Direction 1. From the records, reproduce word for word the lines that start with the line containing "author-info: racingpete @Betracingnation" and run through the line containing "tweet-body: Boxing Day", including both of those lines.

Selected extract.
++++++++++

We currently rely on the Wikidata Query API to identify whether or not a set of claims exists on a given property. Some of our previous bot runs has created duplicates since recent additions didn't make it to the WDQ API yet.
In our efforts to prevent the creation of duplicate entries, I am trying to better understand the WDQ-api.
The documentation of the WDQ-api states that [1] "Also, the data used here is from WikiData "dumps", so it can be a few hours old.". However, when I check on the datadumps they are either updated weekly with json dumps or incremental daily dumps as xml [2].
Also, sometimes the WDQ-api seems to have instant behaviour with claims being added, in the sense that they are immediately available through the WDQ API.
How often is the WDQ api really being updated? Is it possible to query wikidata live, with WDQ and if not, are there alternatives that would allow this?
Regards,
Andra Waagmeester
[1] https://wdq.wmflabs.org/api_documentation.html [2] https://www.wikidata.org/wiki/Wikidata:Database_download
Hi there,
Are you aware of the &revision URL parameter? Last paragraph of https://www.wikidata.org/wiki/Wikidata:Data_access#Linked_Data_interface. This hopefully should help.
Cheers, Tom
Hi!
How often is the WDQ api really being updated? Is it possible to query wikidata live, with WDQ and if not, are there alternatives that would allow this?
We currently have SPARQL query service in beta[1], which is updated constantly from Wikidata. Note that since it's beta it is not stable yet both operationally and data-model-wise, so please be aware of this, also it has timeout limits that won't allow you for now to run queries that are too complex. But if you want to check it out and see if that fits your use case you are most welcome.

++++++++++

Annotated region listings.
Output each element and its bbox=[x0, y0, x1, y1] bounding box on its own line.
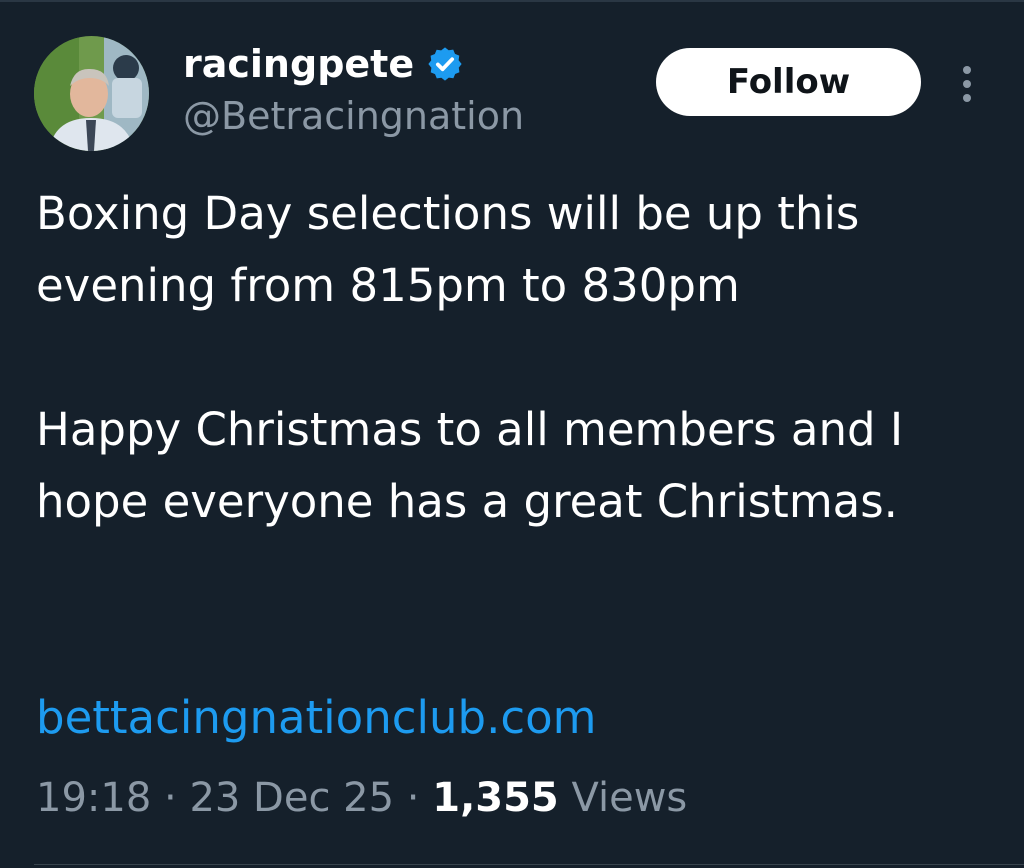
author-info: racingpete @Betracingnation bbox=[183, 40, 524, 144]
tweet-paragraph: Happy Christmas to all members and I hop… bbox=[36, 403, 904, 528]
tweet-meta: 19:18 · 23 Dec 25 · 1,355 Views bbox=[36, 768, 687, 828]
verified-badge-icon bbox=[426, 45, 464, 83]
user-handle[interactable]: @Betracingnation bbox=[183, 88, 524, 144]
tweet-body: Boxing Day selections will be up this ev… bbox=[36, 178, 996, 538]
views-label: Views bbox=[571, 775, 688, 821]
views-count: 1,355 bbox=[432, 775, 559, 821]
tweet-link[interactable]: bettacingnationclub.com bbox=[36, 682, 596, 754]
more-options-icon[interactable] bbox=[950, 62, 984, 106]
avatar-image bbox=[34, 36, 149, 151]
display-name[interactable]: racingpete bbox=[183, 40, 414, 88]
bottom-divider bbox=[34, 864, 1024, 865]
name-row: racingpete bbox=[183, 40, 524, 88]
avatar[interactable] bbox=[34, 36, 149, 151]
tweet-card: racingpete @Betracingnation Follow Boxin… bbox=[0, 0, 1024, 868]
tweet-time[interactable]: 19:18 bbox=[36, 775, 151, 821]
follow-button[interactable]: Follow bbox=[656, 48, 921, 116]
meta-separator: · bbox=[394, 775, 433, 821]
tweet-paragraph: Boxing Day selections will be up this ev… bbox=[36, 187, 860, 312]
meta-separator: · bbox=[151, 775, 190, 821]
tweet-date[interactable]: 23 Dec 25 bbox=[189, 775, 394, 821]
top-divider bbox=[0, 0, 1024, 2]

++++++++++

Direction 2. Continue the discussion about how often the Wikidata Query API is updated, starting after its last sentence.

Written response 1.
author-info: racingpete @Betracingnation bbox=[183, 40, 524, 144]
tweet-paragraph: Happy Christmas to all members and I hop… bbox=[36, 403, 904, 528]
tweet-meta: 19:18 · 23 Dec 25 · 1,355 Views bbox=[36, 768, 687, 828]
verified-badge-icon bbox=[426, 45, 464, 83]
user-handle[interactable]: @Betracingnation bbox=[183, 88, 524, 144]
tweet-body: Boxing Day selections will be up this ev… bbox=[36, 178, 996, 538]

Written response 2.
[1] http://wdqs-beta.wmflabs.org/
Hi Stas,
I have seen that SPARQL query service and it indeed is an interesting alternative. In terms of stability and update frequency how different is the SPARQL query service from the Wikidata Query API?
Cheers, Andra
Andra
On Thu, Jun 18, 2015 at 9:20 PM, Stas Malyshev smalyshev@wikimedia.org wrote:
Hi!
How often is the WDQ api really being updated? Is it possible to query wikidata live, with WDQ and if not, are there alternatives that would allow this?
We currently have SPARQL query service in beta[1], which is updated constantly from Wikidata. Note that since it's beta it is not stable yet both operationally and data-model-wise, so please be aware of this, also it has timeout limits that won't allow you for now to run queries that are too complex. But if you want to check it out and see if that fits your use case you are most welcome.
[1] http://wdqs-beta.wmflabs.org/
Stas Malyshev smalyshev@wikimedia.org
Wikidata mailing list Wikidata@lists.wikimedia.org https://lists.wikimedia.org/mailman/listinfo/wikidata
Hi!
I have seen that SPARQL query service and it indeed is an interesting alternative. In terms of stability and update frequency how different is the SPARQL query service from the Wikidata Query API?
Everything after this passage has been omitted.